─── DOKUMENTTEXT ───

Auf der Achse des Guten hat Vera Lengsfeld vor einiger Zeit den jüngsten Zuwachs der Tatort-Familie kritisiert. („Der ‚Tatort‘ als geistiger Brandstifter“). Sie tut das völlig zu Recht und in erstaunlich gelassenen Worten. An ihren Argumenten ist nichts auszusetzen. Doch offenbar können nur wenige Menschen diese nachvollziehen.
Der Tatort war nicht einfach ein schlechter Film. Die völlig unglaubwürdige Handlung (ein Jugendlicher zündet ein Auto an, in dem sich eine Frau befindet, aber der Mörder war der Ehemann) ist hier weniger interessant als der Hintergrund nahezu täglicher Autobrandstiftungen und der ermittelnde Kommissar. Denn der ist ein Held der Willkür und als Vertreter eines Rechtsstaates eine solche Katastrophe, dass mir schlicht die Worte fehlen.

─── AUFLISTUNG ───

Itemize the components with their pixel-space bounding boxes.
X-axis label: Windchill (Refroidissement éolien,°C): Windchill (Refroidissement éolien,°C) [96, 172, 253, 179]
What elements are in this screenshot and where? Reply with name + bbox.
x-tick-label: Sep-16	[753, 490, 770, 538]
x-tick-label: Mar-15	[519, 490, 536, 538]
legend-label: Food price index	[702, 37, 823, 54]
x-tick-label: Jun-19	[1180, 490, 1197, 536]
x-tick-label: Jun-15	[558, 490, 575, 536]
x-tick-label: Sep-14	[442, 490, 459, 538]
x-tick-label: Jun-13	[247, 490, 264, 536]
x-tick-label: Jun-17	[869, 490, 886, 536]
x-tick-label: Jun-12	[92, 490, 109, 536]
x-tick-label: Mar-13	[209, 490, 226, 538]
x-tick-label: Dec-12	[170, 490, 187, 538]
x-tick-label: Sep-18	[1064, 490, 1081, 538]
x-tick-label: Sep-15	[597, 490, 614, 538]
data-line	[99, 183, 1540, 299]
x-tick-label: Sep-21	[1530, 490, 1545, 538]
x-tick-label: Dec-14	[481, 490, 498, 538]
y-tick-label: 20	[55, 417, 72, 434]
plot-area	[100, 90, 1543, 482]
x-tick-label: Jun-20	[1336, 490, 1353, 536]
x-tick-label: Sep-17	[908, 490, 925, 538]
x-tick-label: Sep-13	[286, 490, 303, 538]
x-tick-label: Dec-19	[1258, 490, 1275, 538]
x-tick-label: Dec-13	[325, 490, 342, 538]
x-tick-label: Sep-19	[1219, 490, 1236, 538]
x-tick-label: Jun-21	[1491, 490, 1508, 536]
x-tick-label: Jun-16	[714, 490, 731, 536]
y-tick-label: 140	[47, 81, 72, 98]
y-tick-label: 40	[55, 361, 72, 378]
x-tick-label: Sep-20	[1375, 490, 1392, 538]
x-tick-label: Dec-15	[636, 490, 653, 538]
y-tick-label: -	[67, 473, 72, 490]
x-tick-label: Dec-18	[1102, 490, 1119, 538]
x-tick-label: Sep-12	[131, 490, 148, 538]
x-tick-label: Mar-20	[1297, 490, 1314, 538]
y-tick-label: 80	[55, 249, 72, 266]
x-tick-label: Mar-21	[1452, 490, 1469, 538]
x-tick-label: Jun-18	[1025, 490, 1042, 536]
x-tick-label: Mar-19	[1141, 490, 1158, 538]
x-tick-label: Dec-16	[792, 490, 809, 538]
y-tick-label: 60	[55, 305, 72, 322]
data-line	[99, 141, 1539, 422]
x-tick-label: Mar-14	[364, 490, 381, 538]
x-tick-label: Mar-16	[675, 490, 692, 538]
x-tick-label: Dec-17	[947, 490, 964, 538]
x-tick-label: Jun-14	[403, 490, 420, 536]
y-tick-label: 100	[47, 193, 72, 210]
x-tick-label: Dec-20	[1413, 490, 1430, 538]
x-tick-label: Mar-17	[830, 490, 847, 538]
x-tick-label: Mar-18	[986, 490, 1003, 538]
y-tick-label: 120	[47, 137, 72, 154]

───

[AUFGABE A]:
Beantworte anhand des Textes zum Tatort diese Fragen:
(i) Wer hat den jüngsten Tatort kritisiert, und wo geschah das?
(ii) Wer zündet in der Handlung das Auto an?
(iii) Wer war in der Handlung der Mörder?
[AUFGABE B]: Gib im Text zum Tatort den Abschnitt von „Der Tatort war“ bis „die Worte fehlen.“ wieder und tausche dabei „Kommissar“ gegen „Ermittler“.
[AUFGABE C]: Fasse den Absatz des Textes zum Tatort, der mit „Der Tatort war nicht einfach“ beginnt, kürzer zusammen und behalte dabei die wesentlichen Fakten.
Die Datensätze haben mit dem Text zum Tatort nichts zu tun.

[LÖSUNG A]:
(i) Vera Lengsfeld, auf der Achse des Guten.
(ii) Ein Jugendlicher.
(iii) Der Ehemann.

[LÖSUNG B]:
Der Tatort war nicht einfach ein schlechter Film. Die völlig unglaubwürdige Handlung (ein Jugendlicher zündet ein Auto an, in dem sich eine Frau befindet, aber der Mörder war der Ehemann) ist hier weniger interessant als der Hintergrund nahezu täglicher Autobrandstiftungen und der ermittelnde Ermittler. Denn der ist ein Held der Willkür und als Vertreter eines Rechtsstaates eine solche Katastrophe, dass mir schlicht die Worte fehlen.

[LÖSUNG C]: Der Tatort war mehr als ein schlechter Film. Wichtiger als die unglaubwürdige Handlung sind der Hintergrund fast täglicher Autobrandstiftungen und der ermittelnde Kommissar. In der Handlung zündet ein Jugendlicher ein Auto mit einer Frau darin an, doch der Mörder ist der Ehemann. Der Kommissar ist ein Held der Willkür und als Vertreter eines Rechtsstaates eine sprachlos machende Katastrophe.